→ Given problem:
Leave the pictures out and print every record below exactly as it stands.

Stored records:
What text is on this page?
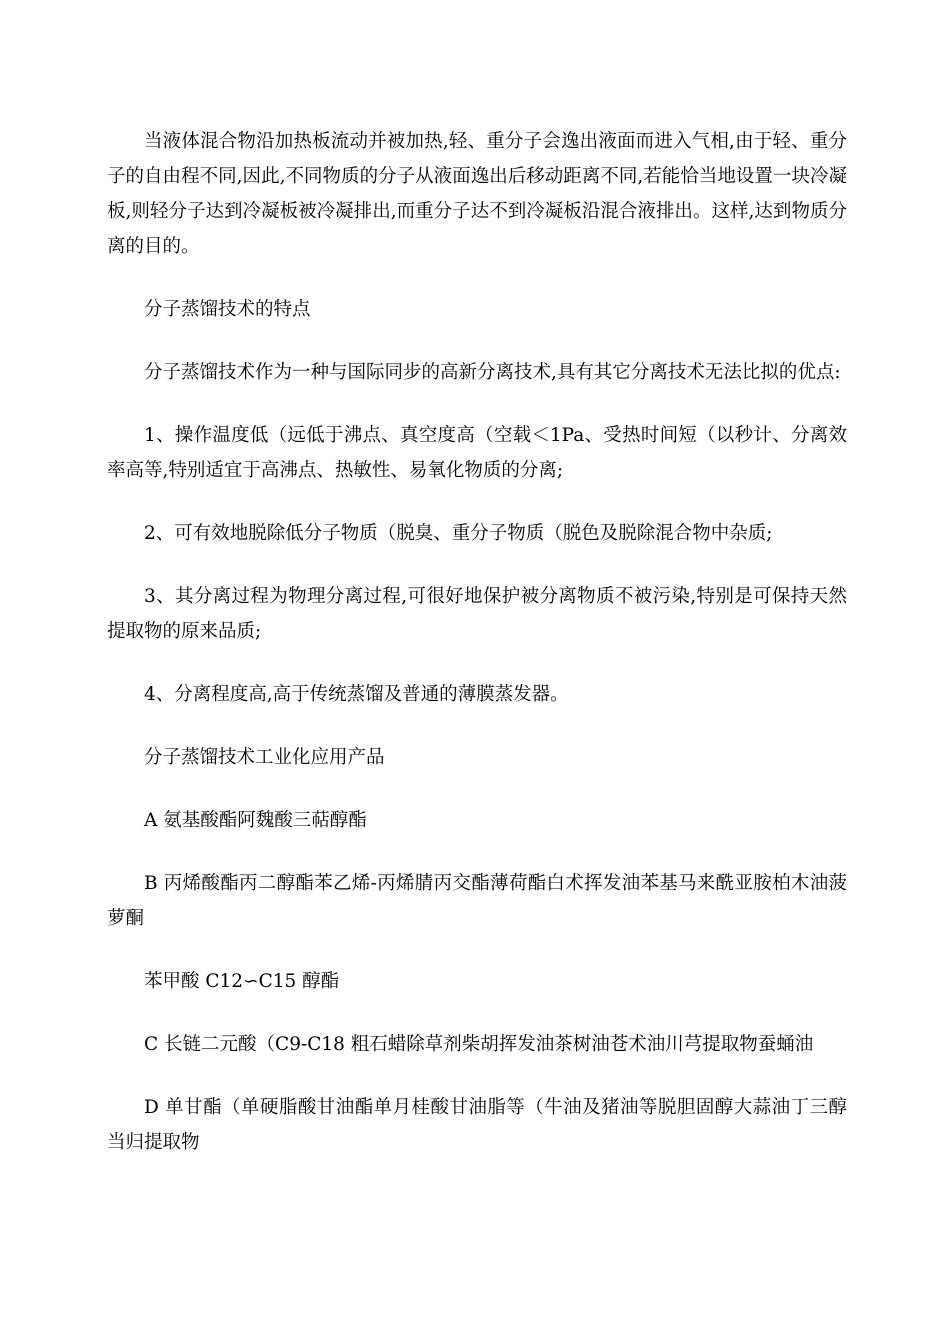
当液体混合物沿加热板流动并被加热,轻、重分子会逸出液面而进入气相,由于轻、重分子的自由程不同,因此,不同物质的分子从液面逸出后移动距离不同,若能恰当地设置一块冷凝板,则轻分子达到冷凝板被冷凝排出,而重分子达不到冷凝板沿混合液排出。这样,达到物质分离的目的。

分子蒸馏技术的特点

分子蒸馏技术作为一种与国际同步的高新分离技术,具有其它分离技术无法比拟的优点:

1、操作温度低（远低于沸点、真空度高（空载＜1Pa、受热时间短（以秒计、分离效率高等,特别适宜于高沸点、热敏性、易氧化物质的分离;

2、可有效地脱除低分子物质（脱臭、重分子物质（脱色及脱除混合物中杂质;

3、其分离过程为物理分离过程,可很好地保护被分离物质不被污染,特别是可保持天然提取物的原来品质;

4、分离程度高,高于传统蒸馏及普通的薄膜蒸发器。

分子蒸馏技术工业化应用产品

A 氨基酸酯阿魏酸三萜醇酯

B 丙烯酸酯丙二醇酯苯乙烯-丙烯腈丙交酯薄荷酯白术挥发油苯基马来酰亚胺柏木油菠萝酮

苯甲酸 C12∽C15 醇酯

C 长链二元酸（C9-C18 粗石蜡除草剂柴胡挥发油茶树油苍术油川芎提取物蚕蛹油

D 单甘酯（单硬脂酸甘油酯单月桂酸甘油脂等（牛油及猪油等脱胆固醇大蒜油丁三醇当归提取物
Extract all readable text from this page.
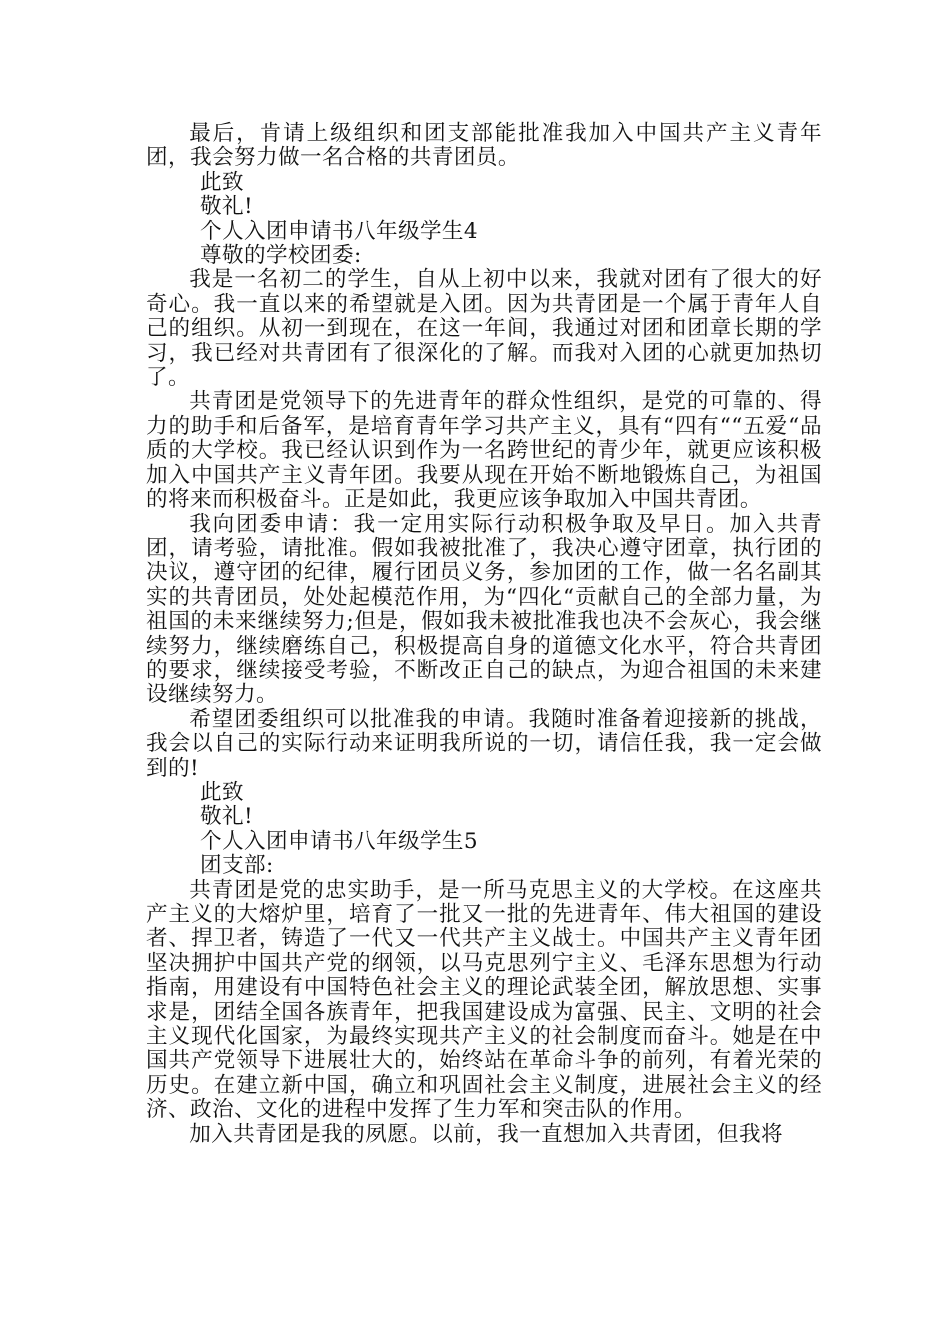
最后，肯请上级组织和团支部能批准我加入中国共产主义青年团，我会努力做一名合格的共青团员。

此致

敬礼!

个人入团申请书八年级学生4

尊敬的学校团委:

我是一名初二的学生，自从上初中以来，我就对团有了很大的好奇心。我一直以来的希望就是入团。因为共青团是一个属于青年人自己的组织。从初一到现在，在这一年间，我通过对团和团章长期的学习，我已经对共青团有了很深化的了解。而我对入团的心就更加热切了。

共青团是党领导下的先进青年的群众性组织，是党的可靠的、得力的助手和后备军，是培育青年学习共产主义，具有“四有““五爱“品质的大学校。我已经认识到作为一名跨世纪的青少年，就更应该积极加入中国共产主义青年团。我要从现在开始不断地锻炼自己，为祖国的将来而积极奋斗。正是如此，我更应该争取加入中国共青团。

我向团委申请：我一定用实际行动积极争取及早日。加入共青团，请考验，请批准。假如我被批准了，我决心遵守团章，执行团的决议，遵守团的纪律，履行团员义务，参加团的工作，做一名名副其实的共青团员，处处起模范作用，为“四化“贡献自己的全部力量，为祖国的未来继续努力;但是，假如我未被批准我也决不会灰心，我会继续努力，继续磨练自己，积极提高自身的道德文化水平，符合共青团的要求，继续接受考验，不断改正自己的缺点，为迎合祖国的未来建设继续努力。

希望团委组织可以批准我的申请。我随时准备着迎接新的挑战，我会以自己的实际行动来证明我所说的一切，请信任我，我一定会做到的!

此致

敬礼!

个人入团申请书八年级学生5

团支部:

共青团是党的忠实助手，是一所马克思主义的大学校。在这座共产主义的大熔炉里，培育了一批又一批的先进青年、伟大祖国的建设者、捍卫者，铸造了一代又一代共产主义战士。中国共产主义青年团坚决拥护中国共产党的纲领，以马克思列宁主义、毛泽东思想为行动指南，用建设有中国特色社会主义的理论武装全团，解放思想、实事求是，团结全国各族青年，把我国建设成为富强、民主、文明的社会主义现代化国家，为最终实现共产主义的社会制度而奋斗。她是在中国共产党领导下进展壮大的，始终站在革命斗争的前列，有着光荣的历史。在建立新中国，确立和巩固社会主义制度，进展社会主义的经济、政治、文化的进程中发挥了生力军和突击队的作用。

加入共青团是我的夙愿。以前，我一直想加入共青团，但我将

→ Full output:
What text is on this page?
当液体混合物沿加热板流动并被加热,轻、重分子会逸出液面而进入气相,由于轻、重分子的自由程不同,因此,不同物质的分子从液面逸出后移动距离不同,若能恰当地设置一块冷凝板,则轻分子达到冷凝板被冷凝排出,而重分子达不到冷凝板沿混合液排出。这样,达到物质分离的目的。

分子蒸馏技术的特点

分子蒸馏技术作为一种与国际同步的高新分离技术,具有其它分离技术无法比拟的优点:

1、操作温度低（远低于沸点、真空度高（空载＜1Pa、受热时间短（以秒计、分离效率高等,特别适宜于高沸点、热敏性、易氧化物质的分离;

2、可有效地脱除低分子物质（脱臭、重分子物质（脱色及脱除混合物中杂质;

3、其分离过程为物理分离过程,可很好地保护被分离物质不被污染,特别是可保持天然提取物的原来品质;

4、分离程度高,高于传统蒸馏及普通的薄膜蒸发器。

分子蒸馏技术工业化应用产品

A 氨基酸酯阿魏酸三萜醇酯

B 丙烯酸酯丙二醇酯苯乙烯-丙烯腈丙交酯薄荷酯白术挥发油苯基马来酰亚胺柏木油菠萝酮

苯甲酸 C12∽C15 醇酯

C 长链二元酸（C9-C18 粗石蜡除草剂柴胡挥发油茶树油苍术油川芎提取物蚕蛹油

D 单甘酯（单硬脂酸甘油酯单月桂酸甘油脂等（牛油及猪油等脱胆固醇大蒜油丁三醇当归提取物
Extract all readable text from this page.
最后，肯请上级组织和团支部能批准我加入中国共产主义青年团，我会努力做一名合格的共青团员。

此致

敬礼!

个人入团申请书八年级学生4

尊敬的学校团委:

我是一名初二的学生，自从上初中以来，我就对团有了很大的好奇心。我一直以来的希望就是入团。因为共青团是一个属于青年人自己的组织。从初一到现在，在这一年间，我通过对团和团章长期的学习，我已经对共青团有了很深化的了解。而我对入团的心就更加热切了。

共青团是党领导下的先进青年的群众性组织，是党的可靠的、得力的助手和后备军，是培育青年学习共产主义，具有“四有““五爱“品质的大学校。我已经认识到作为一名跨世纪的青少年，就更应该积极加入中国共产主义青年团。我要从现在开始不断地锻炼自己，为祖国的将来而积极奋斗。正是如此，我更应该争取加入中国共青团。

我向团委申请：我一定用实际行动积极争取及早日。加入共青团，请考验，请批准。假如我被批准了，我决心遵守团章，执行团的决议，遵守团的纪律，履行团员义务，参加团的工作，做一名名副其实的共青团员，处处起模范作用，为“四化“贡献自己的全部力量，为祖国的未来继续努力;但是，假如我未被批准我也决不会灰心，我会继续努力，继续磨练自己，积极提高自身的道德文化水平，符合共青团的要求，继续接受考验，不断改正自己的缺点，为迎合祖国的未来建设继续努力。

希望团委组织可以批准我的申请。我随时准备着迎接新的挑战，我会以自己的实际行动来证明我所说的一切，请信任我，我一定会做到的!

此致

敬礼!

个人入团申请书八年级学生5

团支部:

共青团是党的忠实助手，是一所马克思主义的大学校。在这座共产主义的大熔炉里，培育了一批又一批的先进青年、伟大祖国的建设者、捍卫者，铸造了一代又一代共产主义战士。中国共产主义青年团坚决拥护中国共产党的纲领，以马克思列宁主义、毛泽东思想为行动指南，用建设有中国特色社会主义的理论武装全团，解放思想、实事求是，团结全国各族青年，把我国建设成为富强、民主、文明的社会主义现代化国家，为最终实现共产主义的社会制度而奋斗。她是在中国共产党领导下进展壮大的，始终站在革命斗争的前列，有着光荣的历史。在建立新中国，确立和巩固社会主义制度，进展社会主义的经济、政治、文化的进程中发挥了生力军和突击队的作用。

加入共青团是我的夙愿。以前，我一直想加入共青团，但我将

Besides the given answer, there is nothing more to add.